_Dataset records_
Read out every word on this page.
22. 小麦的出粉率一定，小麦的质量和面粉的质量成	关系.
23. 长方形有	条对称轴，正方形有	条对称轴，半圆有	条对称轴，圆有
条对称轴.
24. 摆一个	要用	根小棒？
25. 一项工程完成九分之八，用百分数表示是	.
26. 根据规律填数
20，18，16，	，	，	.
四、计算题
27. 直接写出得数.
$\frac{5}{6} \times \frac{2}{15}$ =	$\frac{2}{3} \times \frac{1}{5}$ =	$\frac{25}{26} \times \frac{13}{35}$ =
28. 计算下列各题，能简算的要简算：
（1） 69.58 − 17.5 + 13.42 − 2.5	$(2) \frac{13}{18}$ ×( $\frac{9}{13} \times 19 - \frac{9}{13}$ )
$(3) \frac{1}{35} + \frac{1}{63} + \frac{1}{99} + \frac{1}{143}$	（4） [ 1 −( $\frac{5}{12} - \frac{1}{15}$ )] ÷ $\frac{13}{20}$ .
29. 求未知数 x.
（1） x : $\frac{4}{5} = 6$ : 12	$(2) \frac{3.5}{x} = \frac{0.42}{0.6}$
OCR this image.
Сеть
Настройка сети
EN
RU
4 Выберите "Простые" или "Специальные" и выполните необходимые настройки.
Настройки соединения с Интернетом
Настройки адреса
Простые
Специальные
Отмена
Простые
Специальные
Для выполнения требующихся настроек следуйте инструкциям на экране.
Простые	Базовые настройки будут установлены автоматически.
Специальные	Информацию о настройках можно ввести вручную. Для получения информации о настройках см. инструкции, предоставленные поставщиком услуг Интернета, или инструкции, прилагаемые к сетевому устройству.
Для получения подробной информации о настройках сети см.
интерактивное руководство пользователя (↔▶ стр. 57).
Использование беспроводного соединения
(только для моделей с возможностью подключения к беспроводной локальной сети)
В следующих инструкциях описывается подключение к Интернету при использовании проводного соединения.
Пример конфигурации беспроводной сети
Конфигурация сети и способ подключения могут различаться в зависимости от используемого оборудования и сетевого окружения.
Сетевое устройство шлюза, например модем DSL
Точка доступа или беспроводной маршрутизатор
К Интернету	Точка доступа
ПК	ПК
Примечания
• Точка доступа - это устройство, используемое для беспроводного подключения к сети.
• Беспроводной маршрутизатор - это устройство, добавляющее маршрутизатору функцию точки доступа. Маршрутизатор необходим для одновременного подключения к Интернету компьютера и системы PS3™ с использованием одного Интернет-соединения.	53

_WHAT YOU WILL DO_
Transcribe the entire listing above precisely.

_RESPONSE BELOW_
Read out every word on this page.
22. 小麦的出粉率一定，小麦的质量和面粉的质量成	关系.
23. 长方形有	条对称轴，正方形有	条对称轴，半圆有	条对称轴，圆有
条对称轴.
24. 摆一个	要用	根小棒？
25. 一项工程完成九分之八，用百分数表示是	.
26. 根据规律填数
20，18，16，	，	，	.
四、计算题
27. 直接写出得数.
$\frac{5}{6} \times \frac{2}{15}$ =	$\frac{2}{3} \times \frac{1}{5}$ =	$\frac{25}{26} \times \frac{13}{35}$ =
28. 计算下列各题，能简算的要简算：
（1） 69.58 − 17.5 + 13.42 − 2.5	$(2) \frac{13}{18}$ ×( $\frac{9}{13} \times 19 - \frac{9}{13}$ )
$(3) \frac{1}{35} + \frac{1}{63} + \frac{1}{99} + \frac{1}{143}$	（4） [ 1 −( $\frac{5}{12} - \frac{1}{15}$ )] ÷ $\frac{13}{20}$ .
29. 求未知数 x.
（1） x : $\frac{4}{5} = 6$ : 12	$(2) \frac{3.5}{x} = \frac{0.42}{0.6}$
OCR this image.
Сеть
Настройка сети
EN
RU
4 Выберите "Простые" или "Специальные" и выполните необходимые настройки.
Настройки соединения с Интернетом
Настройки адреса
Простые
Специальные
Отмена
Простые
Специальные
Для выполнения требующихся настроек следуйте инструкциям на экране.
Простые	Базовые настройки будут установлены автоматически.
Специальные	Информацию о настройках можно ввести вручную. Для получения информации о настройках см. инструкции, предоставленные поставщиком услуг Интернета, или инструкции, прилагаемые к сетевому устройству.
Для получения подробной информации о настройках сети см.
интерактивное руководство пользователя (↔▶ стр. 57).
Использование беспроводного соединения
(только для моделей с возможностью подключения к беспроводной локальной сети)
В следующих инструкциях описывается подключение к Интернету при использовании проводного соединения.
Пример конфигурации беспроводной сети
Конфигурация сети и способ подключения могут различаться в зависимости от используемого оборудования и сетевого окружения.
Сетевое устройство шлюза, например модем DSL
Точка доступа или беспроводной маршрутизатор
К Интернету	Точка доступа
ПК	ПК
Примечания
• Точка доступа - это устройство, используемое для беспроводного подключения к сети.
• Беспроводной маршрутизатор - это устройство, добавляющее маршрутизатору функцию точки доступа. Маршрутизатор необходим для одновременного подключения к Интернету компьютера и системы PS3™ с использованием одного Интернет-соединения.	53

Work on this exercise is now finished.